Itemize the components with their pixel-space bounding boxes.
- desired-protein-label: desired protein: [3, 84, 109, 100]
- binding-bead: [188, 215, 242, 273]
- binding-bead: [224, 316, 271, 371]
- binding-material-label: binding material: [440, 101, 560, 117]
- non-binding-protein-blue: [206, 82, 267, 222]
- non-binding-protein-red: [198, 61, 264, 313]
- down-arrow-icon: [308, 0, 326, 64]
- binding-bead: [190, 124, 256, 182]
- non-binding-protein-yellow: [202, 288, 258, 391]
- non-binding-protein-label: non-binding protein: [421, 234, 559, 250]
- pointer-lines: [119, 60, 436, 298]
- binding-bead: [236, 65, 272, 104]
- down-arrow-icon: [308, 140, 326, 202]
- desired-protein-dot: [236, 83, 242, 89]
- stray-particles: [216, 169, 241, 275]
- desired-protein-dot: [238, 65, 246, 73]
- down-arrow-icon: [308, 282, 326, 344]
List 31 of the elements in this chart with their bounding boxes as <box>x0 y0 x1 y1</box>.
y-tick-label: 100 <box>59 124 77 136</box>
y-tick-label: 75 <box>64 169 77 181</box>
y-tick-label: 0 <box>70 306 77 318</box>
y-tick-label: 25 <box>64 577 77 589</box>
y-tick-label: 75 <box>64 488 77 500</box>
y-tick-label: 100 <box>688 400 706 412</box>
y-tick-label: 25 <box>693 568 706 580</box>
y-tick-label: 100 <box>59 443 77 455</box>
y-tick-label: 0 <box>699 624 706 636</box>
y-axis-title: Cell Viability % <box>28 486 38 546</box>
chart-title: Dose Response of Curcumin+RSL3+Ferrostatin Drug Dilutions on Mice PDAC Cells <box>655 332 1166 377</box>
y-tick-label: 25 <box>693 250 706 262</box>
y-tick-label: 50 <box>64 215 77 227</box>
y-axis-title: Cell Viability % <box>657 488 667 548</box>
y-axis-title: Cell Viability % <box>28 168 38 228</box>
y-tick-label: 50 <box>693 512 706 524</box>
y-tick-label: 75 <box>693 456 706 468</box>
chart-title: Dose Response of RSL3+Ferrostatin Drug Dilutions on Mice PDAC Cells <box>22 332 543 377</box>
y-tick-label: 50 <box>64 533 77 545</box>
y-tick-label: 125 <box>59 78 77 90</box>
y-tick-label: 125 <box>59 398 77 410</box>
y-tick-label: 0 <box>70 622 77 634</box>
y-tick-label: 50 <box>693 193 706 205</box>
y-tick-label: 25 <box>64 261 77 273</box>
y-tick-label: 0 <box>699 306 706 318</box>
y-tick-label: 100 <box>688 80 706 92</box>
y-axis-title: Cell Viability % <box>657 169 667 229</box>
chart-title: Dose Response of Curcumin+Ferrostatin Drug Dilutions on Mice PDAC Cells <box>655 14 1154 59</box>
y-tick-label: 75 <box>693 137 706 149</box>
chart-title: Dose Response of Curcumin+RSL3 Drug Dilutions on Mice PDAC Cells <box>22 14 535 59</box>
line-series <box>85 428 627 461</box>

* EXERCISE INSTRUCTIONS
Your reply should be the material above, repeated word for word.

* EXPECTED ANSWER
Itemize the components with their pixel-space bounding boxes.
- desired-protein-label: desired protein: [3, 84, 109, 100]
- binding-bead: [188, 215, 242, 273]
- binding-bead: [224, 316, 271, 371]
- binding-material-label: binding material: [440, 101, 560, 117]
- non-binding-protein-blue: [206, 82, 267, 222]
- non-binding-protein-red: [198, 61, 264, 313]
- down-arrow-icon: [308, 0, 326, 64]
- binding-bead: [190, 124, 256, 182]
- non-binding-protein-yellow: [202, 288, 258, 391]
- non-binding-protein-label: non-binding protein: [421, 234, 559, 250]
- pointer-lines: [119, 60, 436, 298]
- binding-bead: [236, 65, 272, 104]
- down-arrow-icon: [308, 140, 326, 202]
- desired-protein-dot: [236, 83, 242, 89]
- stray-particles: [216, 169, 241, 275]
- desired-protein-dot: [238, 65, 246, 73]
- down-arrow-icon: [308, 282, 326, 344]
List 31 of the elements in this chart with their bounding boxes as <box>x0 y0 x1 y1</box>.
y-tick-label: 100 <box>59 124 77 136</box>
y-tick-label: 75 <box>64 169 77 181</box>
y-tick-label: 0 <box>70 306 77 318</box>
y-tick-label: 25 <box>64 577 77 589</box>
y-tick-label: 75 <box>64 488 77 500</box>
y-tick-label: 100 <box>688 400 706 412</box>
y-tick-label: 25 <box>693 568 706 580</box>
y-tick-label: 100 <box>59 443 77 455</box>
y-tick-label: 0 <box>699 624 706 636</box>
y-axis-title: Cell Viability % <box>28 486 38 546</box>
chart-title: Dose Response of Curcumin+RSL3+Ferrostatin Drug Dilutions on Mice PDAC Cells <box>655 332 1166 377</box>
y-tick-label: 25 <box>693 250 706 262</box>
y-tick-label: 50 <box>64 215 77 227</box>
y-axis-title: Cell Viability % <box>657 488 667 548</box>
y-axis-title: Cell Viability % <box>28 168 38 228</box>
y-tick-label: 50 <box>693 512 706 524</box>
y-tick-label: 75 <box>693 456 706 468</box>
chart-title: Dose Response of RSL3+Ferrostatin Drug Dilutions on Mice PDAC Cells <box>22 332 543 377</box>
y-tick-label: 50 <box>64 533 77 545</box>
y-tick-label: 125 <box>59 78 77 90</box>
y-tick-label: 125 <box>59 398 77 410</box>
y-tick-label: 0 <box>70 622 77 634</box>
y-tick-label: 50 <box>693 193 706 205</box>
y-tick-label: 25 <box>64 261 77 273</box>
y-tick-label: 0 <box>699 306 706 318</box>
y-tick-label: 100 <box>688 80 706 92</box>
y-axis-title: Cell Viability % <box>657 169 667 229</box>
chart-title: Dose Response of Curcumin+Ferrostatin Drug Dilutions on Mice PDAC Cells <box>655 14 1154 59</box>
y-tick-label: 75 <box>693 137 706 149</box>
chart-title: Dose Response of Curcumin+RSL3 Drug Dilutions on Mice PDAC Cells <box>22 14 535 59</box>
line-series <box>85 428 627 461</box>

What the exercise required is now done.